Task statement:
Exclude the pictures, then repeat the remaining data exactly.

Exercise materials:
---+---
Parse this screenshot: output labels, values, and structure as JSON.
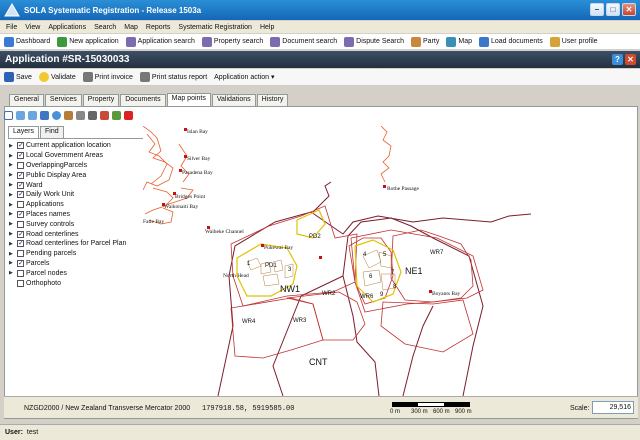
{
  "window": {
    "title": "SOLA Systematic Registration - Release 1503a"
  },
  "menu": [
    "File",
    "View",
    "Applications",
    "Search",
    "Map",
    "Reports",
    "Systematic Registration",
    "Help"
  ],
  "toolbar": {
    "items": [
      {
        "label": "Dashboard",
        "icon": "dashboard-icon",
        "color": "#3a7bd5"
      },
      {
        "label": "New application",
        "icon": "new-application-icon",
        "color": "#3c9a3c"
      },
      {
        "label": "Application search",
        "icon": "search-icon",
        "color": "#7b6bb0"
      },
      {
        "label": "Property search",
        "icon": "search-icon",
        "color": "#7b6bb0"
      },
      {
        "label": "Document search",
        "icon": "search-icon",
        "color": "#7b6bb0"
      },
      {
        "label": "Dispute Search",
        "icon": "search-icon",
        "color": "#7b6bb0"
      },
      {
        "label": "Party",
        "icon": "party-icon",
        "color": "#c9893a"
      },
      {
        "label": "Map",
        "icon": "map-icon",
        "color": "#3a8fb7"
      },
      {
        "label": "Load documents",
        "icon": "load-documents-icon",
        "color": "#3c78c9"
      },
      {
        "label": "User profile",
        "icon": "user-profile-icon",
        "color": "#d6a23a"
      }
    ]
  },
  "header": {
    "title": "Application #SR-15030033"
  },
  "actions": {
    "save": "Save",
    "validate": "Validate",
    "print_invoice": "Print invoice",
    "print_status": "Print status report",
    "app_action": "Application action"
  },
  "tabs": [
    "General",
    "Services",
    "Property",
    "Documents",
    "Map points",
    "Validations",
    "History"
  ],
  "active_tab": "Map points",
  "layer_tabs": [
    "Layers",
    "Find"
  ],
  "layers": [
    {
      "label": "Current application location",
      "checked": true,
      "expand": true
    },
    {
      "label": "Local Government Areas",
      "checked": true,
      "expand": true
    },
    {
      "label": "OverlappingParcels",
      "checked": false,
      "expand": true
    },
    {
      "label": "Public Display Area",
      "checked": true,
      "expand": true
    },
    {
      "label": "Ward",
      "checked": true,
      "expand": true
    },
    {
      "label": "Daily Work Unit",
      "checked": true,
      "expand": true
    },
    {
      "label": "Applications",
      "checked": false,
      "expand": true
    },
    {
      "label": "Places names",
      "checked": true,
      "expand": true
    },
    {
      "label": "Survey controls",
      "checked": false,
      "expand": true
    },
    {
      "label": "Road centerlines",
      "checked": true,
      "expand": true
    },
    {
      "label": "Road centerlines for Parcel Plan",
      "checked": true,
      "expand": true
    },
    {
      "label": "Pending parcels",
      "checked": false,
      "expand": true
    },
    {
      "label": "Parcels",
      "checked": true,
      "expand": true
    },
    {
      "label": "Parcel nodes",
      "checked": false,
      "expand": true
    },
    {
      "label": "Orthophoto",
      "checked": false,
      "expand": false
    }
  ],
  "map": {
    "places": [
      "Islan Bay",
      "Silver Bay",
      "Pasadena Bay",
      "Bridges Point",
      "Waikonaiti Bay",
      "Fatie Bay",
      "Waiheke Channel",
      "Putiki Bay",
      "North Head",
      "Rothe Passage",
      "Boyants Bay",
      "Pukewai Bay"
    ],
    "zones": [
      "NW1",
      "NE1",
      "CNT",
      "WR1",
      "WR2",
      "WR3",
      "WR4",
      "WR6",
      "WR7",
      "PD1",
      "PD2",
      "2",
      "3",
      "4",
      "5",
      "6",
      "7",
      "8",
      "9",
      "1"
    ]
  },
  "status": {
    "crs": "NZGD2000 / New Zealand Transverse Mercator 2000",
    "coords": "1797918.58, 5919585.00",
    "scale_label": "Scale:",
    "scale_value": "29,516",
    "scalebar_labels": [
      "0 m",
      "300 m",
      "600 m",
      "900 m"
    ]
  },
  "user": {
    "label": "User:",
    "name": "test"
  }
}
---+---
The response:
Parse this screenshot: output labels, values, and structure as JSON.
{
  "window": {
    "title": "SOLA Systematic Registration - Release 1503a"
  },
  "menu": [
    "File",
    "View",
    "Applications",
    "Search",
    "Map",
    "Reports",
    "Systematic Registration",
    "Help"
  ],
  "toolbar": {
    "items": [
      {
        "label": "Dashboard",
        "icon": "dashboard-icon",
        "color": "#3a7bd5"
      },
      {
        "label": "New application",
        "icon": "new-application-icon",
        "color": "#3c9a3c"
      },
      {
        "label": "Application search",
        "icon": "search-icon",
        "color": "#7b6bb0"
      },
      {
        "label": "Property search",
        "icon": "search-icon",
        "color": "#7b6bb0"
      },
      {
        "label": "Document search",
        "icon": "search-icon",
        "color": "#7b6bb0"
      },
      {
        "label": "Dispute Search",
        "icon": "search-icon",
        "color": "#7b6bb0"
      },
      {
        "label": "Party",
        "icon": "party-icon",
        "color": "#c9893a"
      },
      {
        "label": "Map",
        "icon": "map-icon",
        "color": "#3a8fb7"
      },
      {
        "label": "Load documents",
        "icon": "load-documents-icon",
        "color": "#3c78c9"
      },
      {
        "label": "User profile",
        "icon": "user-profile-icon",
        "color": "#d6a23a"
      }
    ]
  },
  "header": {
    "title": "Application #SR-15030033"
  },
  "actions": {
    "save": "Save",
    "validate": "Validate",
    "print_invoice": "Print invoice",
    "print_status": "Print status report",
    "app_action": "Application action"
  },
  "tabs": [
    "General",
    "Services",
    "Property",
    "Documents",
    "Map points",
    "Validations",
    "History"
  ],
  "active_tab": "Map points",
  "layer_tabs": [
    "Layers",
    "Find"
  ],
  "layers": [
    {
      "label": "Current application location",
      "checked": true,
      "expand": true
    },
    {
      "label": "Local Government Areas",
      "checked": true,
      "expand": true
    },
    {
      "label": "OverlappingParcels",
      "checked": false,
      "expand": true
    },
    {
      "label": "Public Display Area",
      "checked": true,
      "expand": true
    },
    {
      "label": "Ward",
      "checked": true,
      "expand": true
    },
    {
      "label": "Daily Work Unit",
      "checked": true,
      "expand": true
    },
    {
      "label": "Applications",
      "checked": false,
      "expand": true
    },
    {
      "label": "Places names",
      "checked": true,
      "expand": true
    },
    {
      "label": "Survey controls",
      "checked": false,
      "expand": true
    },
    {
      "label": "Road centerlines",
      "checked": true,
      "expand": true
    },
    {
      "label": "Road centerlines for Parcel Plan",
      "checked": true,
      "expand": true
    },
    {
      "label": "Pending parcels",
      "checked": false,
      "expand": true
    },
    {
      "label": "Parcels",
      "checked": true,
      "expand": true
    },
    {
      "label": "Parcel nodes",
      "checked": false,
      "expand": true
    },
    {
      "label": "Orthophoto",
      "checked": false,
      "expand": false
    }
  ],
  "map": {
    "places": [
      "Islan Bay",
      "Silver Bay",
      "Pasadena Bay",
      "Bridges Point",
      "Waikonaiti Bay",
      "Fatie Bay",
      "Waiheke Channel",
      "Putiki Bay",
      "North Head",
      "Rothe Passage",
      "Boyants Bay",
      "Pukewai Bay"
    ],
    "zones": [
      "NW1",
      "NE1",
      "CNT",
      "WR1",
      "WR2",
      "WR3",
      "WR4",
      "WR6",
      "WR7",
      "PD1",
      "PD2",
      "2",
      "3",
      "4",
      "5",
      "6",
      "7",
      "8",
      "9",
      "1"
    ]
  },
  "status": {
    "crs": "NZGD2000 / New Zealand Transverse Mercator 2000",
    "coords": "1797918.58, 5919585.00",
    "scale_label": "Scale:",
    "scale_value": "29,516",
    "scalebar_labels": [
      "0 m",
      "300 m",
      "600 m",
      "900 m"
    ]
  },
  "user": {
    "label": "User:",
    "name": "test"
  }
}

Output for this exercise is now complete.